►

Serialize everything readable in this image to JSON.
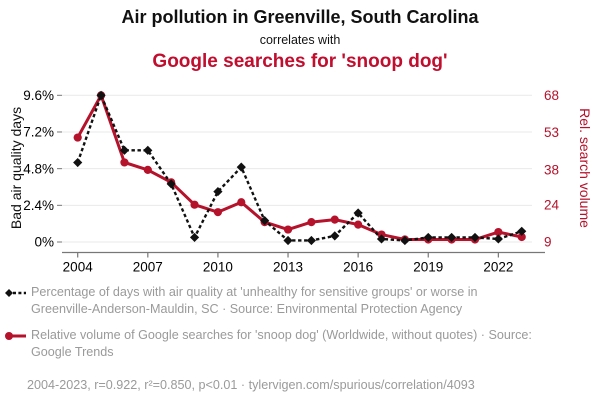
{
  "header": {
    "title": "Air pollution in Greenville, South Carolina",
    "connector": "correlates with",
    "subtitle": "Google searches for 'snoop dog'"
  },
  "chart_data": {
    "type": "line",
    "title": "Air pollution in Greenville, South Carolina correlates with Google searches for 'snoop dog'",
    "x": [
      2004,
      2005,
      2006,
      2007,
      2008,
      2009,
      2010,
      2011,
      2012,
      2013,
      2014,
      2015,
      2016,
      2017,
      2018,
      2019,
      2020,
      2021,
      2022,
      2023
    ],
    "x_tick_labels": [
      2004,
      2007,
      2010,
      2013,
      2016,
      2019,
      2022
    ],
    "series": [
      {
        "name": "Bad air quality days (%)",
        "axis": "left",
        "marker": "diamond",
        "line_style": "dashed",
        "color": "#111111",
        "values": [
          5.2,
          9.6,
          6.0,
          6.0,
          3.8,
          0.3,
          3.3,
          4.9,
          1.4,
          0.1,
          0.1,
          0.4,
          1.9,
          0.2,
          0.1,
          0.3,
          0.3,
          0.3,
          0.2,
          0.7
        ]
      },
      {
        "name": "Rel. search volume",
        "axis": "right",
        "marker": "circle",
        "line_style": "solid",
        "color": "#b5122b",
        "values": [
          51,
          68,
          41,
          38,
          33,
          24,
          21,
          25,
          17,
          14,
          17,
          18,
          16,
          12,
          10,
          10,
          10,
          10,
          13,
          11
        ]
      }
    ],
    "left_axis": {
      "label": "Bad air quality days",
      "ticks": [
        0,
        2.4,
        4.8,
        7.2,
        9.6
      ],
      "tick_labels": [
        "0%",
        "2.4%",
        "4.8%",
        "7.2%",
        "9.6%"
      ],
      "range": [
        0,
        9.6
      ]
    },
    "right_axis": {
      "label": "Rel. search volume",
      "ticks": [
        9,
        24,
        38,
        53,
        68
      ],
      "tick_labels": [
        "9",
        "24",
        "38",
        "53",
        "68"
      ],
      "range": [
        9,
        68
      ]
    },
    "grid": "horizontal only",
    "legend_position": "below"
  },
  "legend": {
    "items": [
      {
        "marker": "black-diamond-dashed",
        "text": "Percentage of days with air quality at 'unhealthy for sensitive groups' or worse in Greenville-Anderson-Mauldin, SC · Source: Environmental Protection Agency"
      },
      {
        "marker": "red-circle-solid",
        "text": "Relative volume of Google searches for 'snoop dog' (Worldwide, without quotes) · Source: Google Trends"
      }
    ]
  },
  "footer": {
    "stats": "2004-2023, r=0.922, r²=0.850, p<0.01 · tylervigen.com/spurious/correlation/4093"
  },
  "colors": {
    "accent_red": "#c10d2e",
    "series_red": "#b5122b",
    "series_black": "#111111",
    "text_gray": "#9a9a9a",
    "gridline": "#e9e9e9",
    "axis": "#777777"
  }
}
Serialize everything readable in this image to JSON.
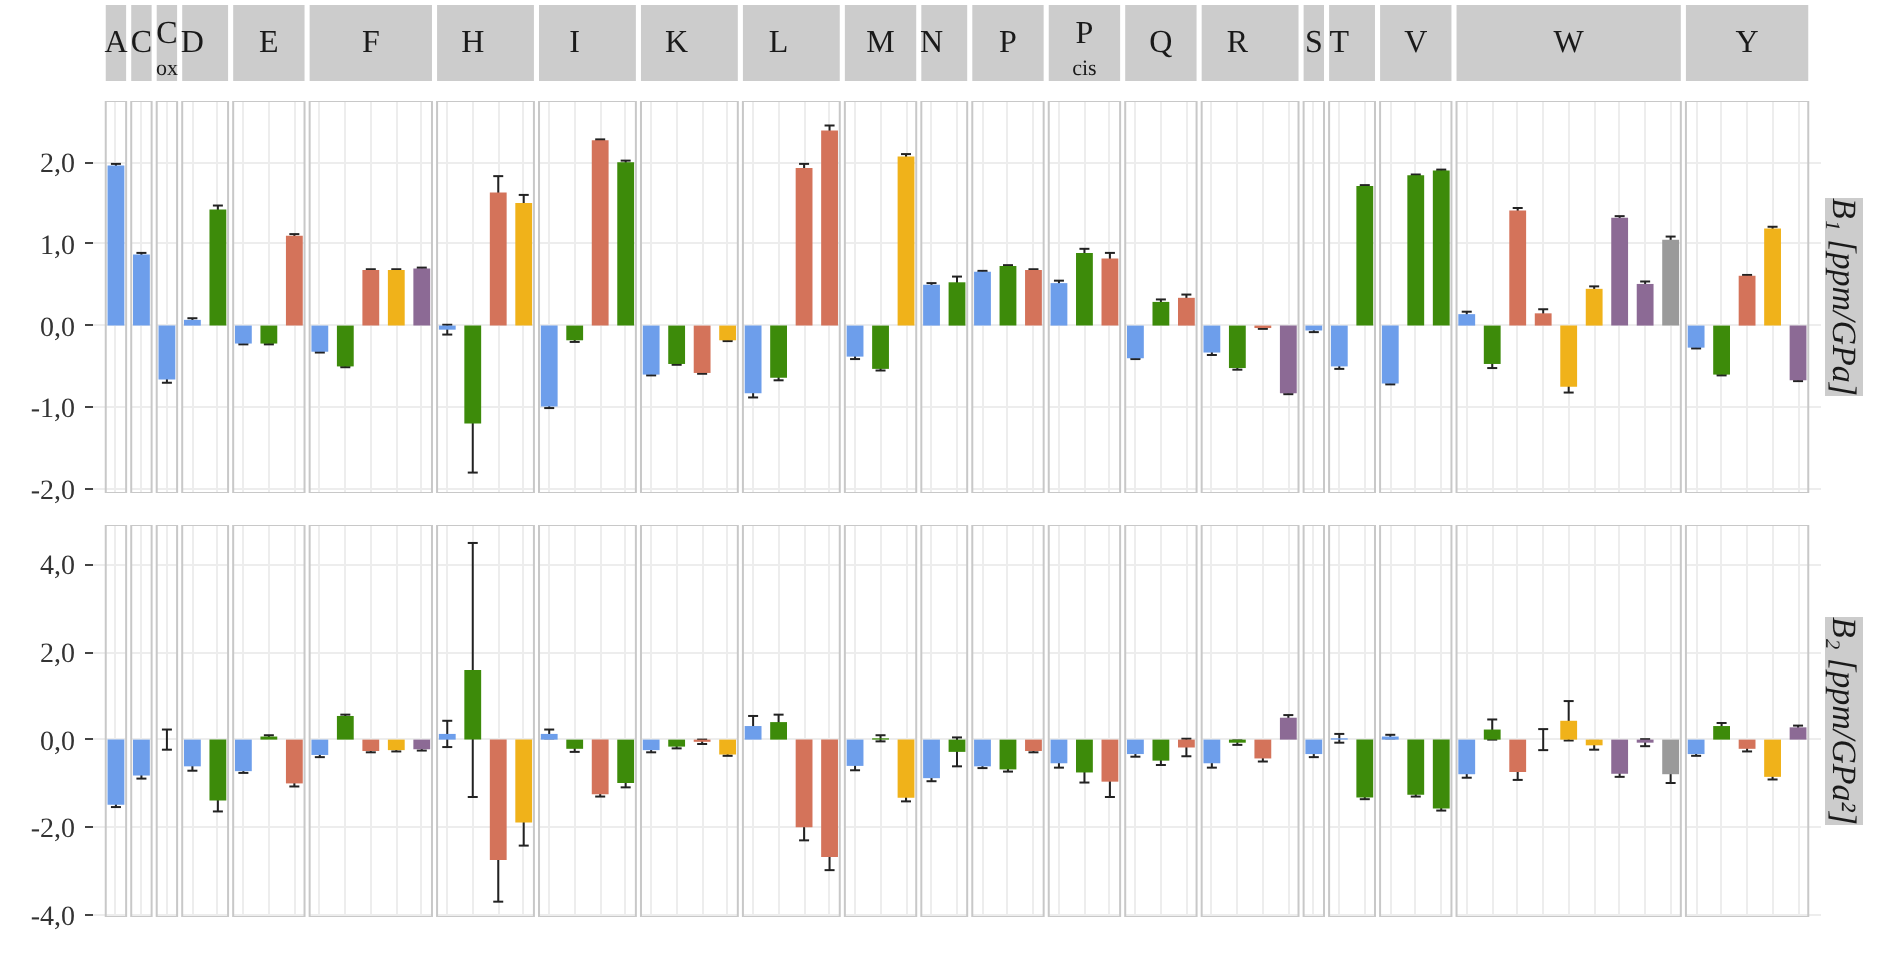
{
  "chart_data": [
    {
      "type": "bar",
      "categories": [
        "A",
        "C",
        "C$_{ox}$",
        "D",
        null,
        null,
        "E",
        null,
        null,
        null,
        "F",
        null,
        null,
        null,
        "H",
        null,
        null,
        null,
        "I",
        null,
        null,
        null,
        "K",
        null,
        null,
        null,
        "L",
        null,
        null,
        null,
        "M",
        null,
        "N",
        null,
        null,
        "P",
        null,
        null,
        "P$_{cis}$",
        null,
        null,
        "Q",
        null,
        null,
        "R",
        null,
        null,
        "S",
        "T",
        null,
        null,
        "V",
        null,
        null,
        null,
        null,
        null,
        "W",
        null,
        null,
        null,
        null,
        null,
        null,
        "Y",
        null,
        null
      ],
      "values": [
        1.96,
        0.87,
        -0.66,
        0.07,
        1.42,
        -0.22,
        -0.22,
        1.1,
        -0.32,
        -0.5,
        0.68,
        0.68,
        0.7,
        -0.05,
        -1.2,
        1.63,
        1.5,
        -0.99,
        -0.18,
        2.27,
        2.0,
        -0.6,
        -0.47,
        -0.58,
        -0.18,
        -0.83,
        -0.64,
        1.93,
        2.39,
        -0.38,
        -0.53,
        2.07,
        0.5,
        0.53,
        0.66,
        0.73,
        0.68,
        0.52,
        0.89,
        0.82,
        -0.4,
        0.29,
        0.34,
        -0.33,
        -0.52,
        -0.03,
        -0.83,
        -0.06,
        -0.5,
        1.71,
        -0.71,
        1.84,
        1.9,
        0.14,
        -0.47,
        1.41,
        0.15,
        -0.75,
        0.45,
        1.32,
        0.51,
        1.05,
        -0.27,
        -0.6,
        0.61,
        1.19,
        -0.67
      ],
      "errors": [
        0.02,
        0.02,
        0.04,
        0.02,
        0.05,
        0.01,
        0.01,
        0.02,
        0.01,
        0.01,
        0.01,
        0.01,
        0.01,
        0.06,
        0.6,
        0.2,
        0.1,
        0.02,
        0.02,
        0.01,
        0.02,
        0.01,
        0.01,
        0.01,
        0.01,
        0.05,
        0.03,
        0.05,
        0.06,
        0.03,
        0.02,
        0.03,
        0.02,
        0.07,
        0.01,
        0.01,
        0.01,
        0.03,
        0.05,
        0.07,
        0.01,
        0.03,
        0.04,
        0.03,
        0.02,
        0.01,
        0.01,
        0.02,
        0.03,
        0.01,
        0.01,
        0.01,
        0.01,
        0.03,
        0.05,
        0.03,
        0.05,
        0.07,
        0.03,
        0.02,
        0.03,
        0.04,
        0.01,
        0.01,
        0.01,
        0.02,
        0.01
      ],
      "colors": [
        "#6d9eeb",
        "#6d9eeb",
        "#6d9eeb",
        "#6d9eeb",
        "#3d8b0a",
        "#6d9eeb",
        "#3d8b0a",
        "#d4735a",
        "#6d9eeb",
        "#3d8b0a",
        "#d4735a",
        "#f0b21a",
        "#8c6a95",
        "#6d9eeb",
        "#3d8b0a",
        "#d4735a",
        "#f0b21a",
        "#6d9eeb",
        "#3d8b0a",
        "#d4735a",
        "#3d8b0a",
        "#6d9eeb",
        "#3d8b0a",
        "#d4735a",
        "#f0b21a",
        "#6d9eeb",
        "#3d8b0a",
        "#d4735a",
        "#d4735a",
        "#6d9eeb",
        "#3d8b0a",
        "#f0b21a",
        "#6d9eeb",
        "#3d8b0a",
        "#6d9eeb",
        "#3d8b0a",
        "#d4735a",
        "#6d9eeb",
        "#3d8b0a",
        "#d4735a",
        "#6d9eeb",
        "#3d8b0a",
        "#d4735a",
        "#6d9eeb",
        "#3d8b0a",
        "#d4735a",
        "#8c6a95",
        "#6d9eeb",
        "#6d9eeb",
        "#3d8b0a",
        "#6d9eeb",
        "#3d8b0a",
        "#3d8b0a",
        "#6d9eeb",
        "#3d8b0a",
        "#d4735a",
        "#d4735a",
        "#f0b21a",
        "#f0b21a",
        "#8c6a95",
        "#8c6a95",
        "#9a9a9a",
        "#6d9eeb",
        "#3d8b0a",
        "#d4735a",
        "#f0b21a",
        "#8c6a95"
      ],
      "ylim": [
        -2.05,
        2.75
      ],
      "yticks": [
        {
          "value": -2,
          "label": "-2,0"
        },
        {
          "value": -1,
          "label": "-1,0"
        },
        {
          "value": 0,
          "label": "0,0"
        },
        {
          "value": 1,
          "label": "1,0"
        },
        {
          "value": 2,
          "label": "2,0"
        }
      ],
      "ylabel": "B₁ [ppm/GPa]",
      "grid": true
    },
    {
      "type": "bar",
      "categories": [
        null,
        null,
        null,
        null,
        null,
        null,
        null,
        null,
        null,
        null,
        null,
        null,
        null,
        null,
        null,
        null,
        null,
        null,
        null,
        null,
        null,
        null,
        null,
        null,
        null,
        null,
        null,
        null,
        null,
        null,
        null,
        null,
        null,
        null,
        null,
        null,
        null,
        null,
        null,
        null,
        null,
        null,
        null,
        null,
        null,
        null,
        null,
        null,
        null,
        null,
        null,
        null,
        null,
        null,
        null,
        null,
        null,
        null,
        null,
        null,
        null,
        null,
        null,
        null,
        null,
        null,
        null
      ],
      "values": [
        -1.49,
        -0.82,
        0.0,
        -0.61,
        -1.39,
        -0.72,
        0.07,
        -1.0,
        -0.35,
        0.54,
        -0.26,
        -0.24,
        -0.22,
        0.13,
        1.59,
        -2.75,
        -1.89,
        0.13,
        -0.21,
        -1.25,
        -0.99,
        -0.24,
        -0.16,
        -0.05,
        -0.34,
        0.31,
        0.4,
        -2.0,
        -2.68,
        -0.6,
        0.03,
        -1.33,
        -0.88,
        -0.28,
        -0.61,
        -0.68,
        -0.26,
        -0.54,
        -0.75,
        -0.96,
        -0.33,
        -0.48,
        -0.18,
        -0.54,
        -0.07,
        -0.43,
        0.5,
        -0.33,
        0.03,
        -1.32,
        0.07,
        -1.26,
        -1.57,
        -0.79,
        0.23,
        -0.74,
        0.0,
        0.43,
        -0.13,
        -0.78,
        -0.07,
        -0.79,
        -0.33,
        0.31,
        -0.21,
        -0.85,
        0.28
      ],
      "errors": [
        0.05,
        0.07,
        0.23,
        0.1,
        0.25,
        0.04,
        0.03,
        0.07,
        0.05,
        0.03,
        0.03,
        0.03,
        0.03,
        0.3,
        2.9,
        0.95,
        0.53,
        0.1,
        0.07,
        0.05,
        0.1,
        0.05,
        0.04,
        0.05,
        0.03,
        0.23,
        0.17,
        0.3,
        0.3,
        0.1,
        0.07,
        0.08,
        0.07,
        0.33,
        0.04,
        0.05,
        0.03,
        0.1,
        0.23,
        0.35,
        0.06,
        0.1,
        0.2,
        0.1,
        0.05,
        0.07,
        0.06,
        0.07,
        0.1,
        0.04,
        0.04,
        0.04,
        0.05,
        0.08,
        0.23,
        0.18,
        0.24,
        0.45,
        0.1,
        0.07,
        0.08,
        0.2,
        0.04,
        0.07,
        0.06,
        0.06,
        0.04
      ],
      "colors": [
        "#6d9eeb",
        "#6d9eeb",
        "#6d9eeb",
        "#6d9eeb",
        "#3d8b0a",
        "#6d9eeb",
        "#3d8b0a",
        "#d4735a",
        "#6d9eeb",
        "#3d8b0a",
        "#d4735a",
        "#f0b21a",
        "#8c6a95",
        "#6d9eeb",
        "#3d8b0a",
        "#d4735a",
        "#f0b21a",
        "#6d9eeb",
        "#3d8b0a",
        "#d4735a",
        "#3d8b0a",
        "#6d9eeb",
        "#3d8b0a",
        "#d4735a",
        "#f0b21a",
        "#6d9eeb",
        "#3d8b0a",
        "#d4735a",
        "#d4735a",
        "#6d9eeb",
        "#3d8b0a",
        "#f0b21a",
        "#6d9eeb",
        "#3d8b0a",
        "#6d9eeb",
        "#3d8b0a",
        "#d4735a",
        "#6d9eeb",
        "#3d8b0a",
        "#d4735a",
        "#6d9eeb",
        "#3d8b0a",
        "#d4735a",
        "#6d9eeb",
        "#3d8b0a",
        "#d4735a",
        "#8c6a95",
        "#6d9eeb",
        "#6d9eeb",
        "#3d8b0a",
        "#6d9eeb",
        "#3d8b0a",
        "#3d8b0a",
        "#6d9eeb",
        "#3d8b0a",
        "#d4735a",
        "#d4735a",
        "#f0b21a",
        "#f0b21a",
        "#8c6a95",
        "#8c6a95",
        "#9a9a9a",
        "#6d9eeb",
        "#3d8b0a",
        "#d4735a",
        "#f0b21a",
        "#8c6a95"
      ],
      "ylim": [
        -4.05,
        4.9
      ],
      "yticks": [
        {
          "value": -4,
          "label": "-4,0"
        },
        {
          "value": -2,
          "label": "-2,0"
        },
        {
          "value": 0,
          "label": "0,0"
        },
        {
          "value": 2,
          "label": "2,0"
        },
        {
          "value": 4,
          "label": "4,0"
        }
      ],
      "ylabel": "B₂ [ppm/GPa²]",
      "grid": true,
      "tick_labels": "y"
    }
  ]
}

◄

What needs to be done - How many lines of the listing include the string "Source"? Answer with the number alone.

Task answer - 2